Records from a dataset

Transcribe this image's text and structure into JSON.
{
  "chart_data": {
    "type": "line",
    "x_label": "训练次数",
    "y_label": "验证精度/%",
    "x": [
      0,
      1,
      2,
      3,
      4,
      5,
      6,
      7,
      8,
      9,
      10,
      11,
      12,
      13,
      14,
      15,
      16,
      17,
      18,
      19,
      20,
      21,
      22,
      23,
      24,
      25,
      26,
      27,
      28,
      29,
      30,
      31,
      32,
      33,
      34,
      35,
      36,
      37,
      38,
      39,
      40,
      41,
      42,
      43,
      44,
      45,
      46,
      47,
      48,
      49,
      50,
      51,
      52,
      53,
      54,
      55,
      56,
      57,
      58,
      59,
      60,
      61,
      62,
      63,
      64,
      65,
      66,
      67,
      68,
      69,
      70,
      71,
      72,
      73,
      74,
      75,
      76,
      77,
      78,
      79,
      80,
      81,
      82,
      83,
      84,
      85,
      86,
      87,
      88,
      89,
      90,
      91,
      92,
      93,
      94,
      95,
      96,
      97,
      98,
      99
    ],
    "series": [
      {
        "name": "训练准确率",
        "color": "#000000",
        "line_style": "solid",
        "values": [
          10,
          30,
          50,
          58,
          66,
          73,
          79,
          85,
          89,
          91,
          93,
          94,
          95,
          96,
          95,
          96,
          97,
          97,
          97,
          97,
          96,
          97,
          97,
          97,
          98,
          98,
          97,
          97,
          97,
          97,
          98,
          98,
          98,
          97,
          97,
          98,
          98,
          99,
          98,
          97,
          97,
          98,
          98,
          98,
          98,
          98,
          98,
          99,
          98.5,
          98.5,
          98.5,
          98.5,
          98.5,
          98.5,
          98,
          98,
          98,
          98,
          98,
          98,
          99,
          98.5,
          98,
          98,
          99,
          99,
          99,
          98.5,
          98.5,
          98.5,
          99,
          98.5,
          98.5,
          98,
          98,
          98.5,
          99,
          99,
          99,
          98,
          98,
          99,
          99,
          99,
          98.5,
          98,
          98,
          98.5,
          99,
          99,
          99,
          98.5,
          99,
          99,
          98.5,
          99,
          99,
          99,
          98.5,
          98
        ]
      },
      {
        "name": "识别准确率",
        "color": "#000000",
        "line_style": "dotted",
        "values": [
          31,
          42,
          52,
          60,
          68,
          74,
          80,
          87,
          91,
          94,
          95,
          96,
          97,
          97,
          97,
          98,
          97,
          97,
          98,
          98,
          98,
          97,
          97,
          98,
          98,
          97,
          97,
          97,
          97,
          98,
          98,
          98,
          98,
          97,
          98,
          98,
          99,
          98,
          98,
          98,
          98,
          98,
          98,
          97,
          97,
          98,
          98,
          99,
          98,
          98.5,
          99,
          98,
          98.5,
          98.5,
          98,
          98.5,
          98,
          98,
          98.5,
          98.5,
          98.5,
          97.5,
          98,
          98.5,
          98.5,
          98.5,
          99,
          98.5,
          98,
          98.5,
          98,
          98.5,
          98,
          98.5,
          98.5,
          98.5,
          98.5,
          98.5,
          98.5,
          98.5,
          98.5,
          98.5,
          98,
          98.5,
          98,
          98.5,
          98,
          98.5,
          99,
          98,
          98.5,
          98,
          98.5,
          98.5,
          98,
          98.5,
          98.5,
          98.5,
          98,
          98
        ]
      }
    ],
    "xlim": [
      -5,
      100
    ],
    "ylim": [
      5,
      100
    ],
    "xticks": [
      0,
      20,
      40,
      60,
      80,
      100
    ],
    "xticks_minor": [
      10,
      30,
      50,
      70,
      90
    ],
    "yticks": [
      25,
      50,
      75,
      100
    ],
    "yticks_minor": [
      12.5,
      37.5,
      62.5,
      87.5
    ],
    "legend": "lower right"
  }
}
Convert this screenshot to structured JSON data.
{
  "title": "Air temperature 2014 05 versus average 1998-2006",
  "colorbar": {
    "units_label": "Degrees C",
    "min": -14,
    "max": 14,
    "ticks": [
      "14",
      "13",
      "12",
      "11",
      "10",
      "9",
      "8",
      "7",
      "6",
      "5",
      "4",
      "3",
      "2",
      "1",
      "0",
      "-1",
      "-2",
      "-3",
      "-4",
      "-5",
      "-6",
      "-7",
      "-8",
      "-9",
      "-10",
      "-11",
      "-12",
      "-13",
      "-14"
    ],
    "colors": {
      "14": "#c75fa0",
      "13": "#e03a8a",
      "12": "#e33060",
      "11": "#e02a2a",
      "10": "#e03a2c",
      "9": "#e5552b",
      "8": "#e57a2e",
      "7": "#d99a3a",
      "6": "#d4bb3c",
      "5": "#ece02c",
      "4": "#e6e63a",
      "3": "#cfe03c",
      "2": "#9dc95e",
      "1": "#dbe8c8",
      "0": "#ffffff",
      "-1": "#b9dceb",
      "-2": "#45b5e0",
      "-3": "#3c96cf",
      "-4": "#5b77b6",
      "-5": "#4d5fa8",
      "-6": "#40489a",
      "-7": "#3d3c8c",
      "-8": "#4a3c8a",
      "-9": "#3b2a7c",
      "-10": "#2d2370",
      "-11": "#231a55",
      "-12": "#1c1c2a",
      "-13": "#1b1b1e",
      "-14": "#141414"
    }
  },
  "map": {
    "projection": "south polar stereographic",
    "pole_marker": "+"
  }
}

* Task brief
Please output the complete data exactly.

* Problem solution
Transcribe this image's text and structure into JSON.
{
  "chart_data": {
    "type": "line",
    "x_label": "训练次数",
    "y_label": "验证精度/%",
    "x": [
      0,
      1,
      2,
      3,
      4,
      5,
      6,
      7,
      8,
      9,
      10,
      11,
      12,
      13,
      14,
      15,
      16,
      17,
      18,
      19,
      20,
      21,
      22,
      23,
      24,
      25,
      26,
      27,
      28,
      29,
      30,
      31,
      32,
      33,
      34,
      35,
      36,
      37,
      38,
      39,
      40,
      41,
      42,
      43,
      44,
      45,
      46,
      47,
      48,
      49,
      50,
      51,
      52,
      53,
      54,
      55,
      56,
      57,
      58,
      59,
      60,
      61,
      62,
      63,
      64,
      65,
      66,
      67,
      68,
      69,
      70,
      71,
      72,
      73,
      74,
      75,
      76,
      77,
      78,
      79,
      80,
      81,
      82,
      83,
      84,
      85,
      86,
      87,
      88,
      89,
      90,
      91,
      92,
      93,
      94,
      95,
      96,
      97,
      98,
      99
    ],
    "series": [
      {
        "name": "训练准确率",
        "color": "#000000",
        "line_style": "solid",
        "values": [
          10,
          30,
          50,
          58,
          66,
          73,
          79,
          85,
          89,
          91,
          93,
          94,
          95,
          96,
          95,
          96,
          97,
          97,
          97,
          97,
          96,
          97,
          97,
          97,
          98,
          98,
          97,
          97,
          97,
          97,
          98,
          98,
          98,
          97,
          97,
          98,
          98,
          99,
          98,
          97,
          97,
          98,
          98,
          98,
          98,
          98,
          98,
          99,
          98.5,
          98.5,
          98.5,
          98.5,
          98.5,
          98.5,
          98,
          98,
          98,
          98,
          98,
          98,
          99,
          98.5,
          98,
          98,
          99,
          99,
          99,
          98.5,
          98.5,
          98.5,
          99,
          98.5,
          98.5,
          98,
          98,
          98.5,
          99,
          99,
          99,
          98,
          98,
          99,
          99,
          99,
          98.5,
          98,
          98,
          98.5,
          99,
          99,
          99,
          98.5,
          99,
          99,
          98.5,
          99,
          99,
          99,
          98.5,
          98
        ]
      },
      {
        "name": "识别准确率",
        "color": "#000000",
        "line_style": "dotted",
        "values": [
          31,
          42,
          52,
          60,
          68,
          74,
          80,
          87,
          91,
          94,
          95,
          96,
          97,
          97,
          97,
          98,
          97,
          97,
          98,
          98,
          98,
          97,
          97,
          98,
          98,
          97,
          97,
          97,
          97,
          98,
          98,
          98,
          98,
          97,
          98,
          98,
          99,
          98,
          98,
          98,
          98,
          98,
          98,
          97,
          97,
          98,
          98,
          99,
          98,
          98.5,
          99,
          98,
          98.5,
          98.5,
          98,
          98.5,
          98,
          98,
          98.5,
          98.5,
          98.5,
          97.5,
          98,
          98.5,
          98.5,
          98.5,
          99,
          98.5,
          98,
          98.5,
          98,
          98.5,
          98,
          98.5,
          98.5,
          98.5,
          98.5,
          98.5,
          98.5,
          98.5,
          98.5,
          98.5,
          98,
          98.5,
          98,
          98.5,
          98,
          98.5,
          99,
          98,
          98.5,
          98,
          98.5,
          98.5,
          98,
          98.5,
          98.5,
          98.5,
          98,
          98
        ]
      }
    ],
    "xlim": [
      -5,
      100
    ],
    "ylim": [
      5,
      100
    ],
    "xticks": [
      0,
      20,
      40,
      60,
      80,
      100
    ],
    "xticks_minor": [
      10,
      30,
      50,
      70,
      90
    ],
    "yticks": [
      25,
      50,
      75,
      100
    ],
    "yticks_minor": [
      12.5,
      37.5,
      62.5,
      87.5
    ],
    "legend": "lower right"
  }
}
Convert this screenshot to structured JSON data.
{
  "title": "Air temperature 2014 05 versus average 1998-2006",
  "colorbar": {
    "units_label": "Degrees C",
    "min": -14,
    "max": 14,
    "ticks": [
      "14",
      "13",
      "12",
      "11",
      "10",
      "9",
      "8",
      "7",
      "6",
      "5",
      "4",
      "3",
      "2",
      "1",
      "0",
      "-1",
      "-2",
      "-3",
      "-4",
      "-5",
      "-6",
      "-7",
      "-8",
      "-9",
      "-10",
      "-11",
      "-12",
      "-13",
      "-14"
    ],
    "colors": {
      "14": "#c75fa0",
      "13": "#e03a8a",
      "12": "#e33060",
      "11": "#e02a2a",
      "10": "#e03a2c",
      "9": "#e5552b",
      "8": "#e57a2e",
      "7": "#d99a3a",
      "6": "#d4bb3c",
      "5": "#ece02c",
      "4": "#e6e63a",
      "3": "#cfe03c",
      "2": "#9dc95e",
      "1": "#dbe8c8",
      "0": "#ffffff",
      "-1": "#b9dceb",
      "-2": "#45b5e0",
      "-3": "#3c96cf",
      "-4": "#5b77b6",
      "-5": "#4d5fa8",
      "-6": "#40489a",
      "-7": "#3d3c8c",
      "-8": "#4a3c8a",
      "-9": "#3b2a7c",
      "-10": "#2d2370",
      "-11": "#231a55",
      "-12": "#1c1c2a",
      "-13": "#1b1b1e",
      "-14": "#141414"
    }
  },
  "map": {
    "projection": "south polar stereographic",
    "pole_marker": "+"
  }
}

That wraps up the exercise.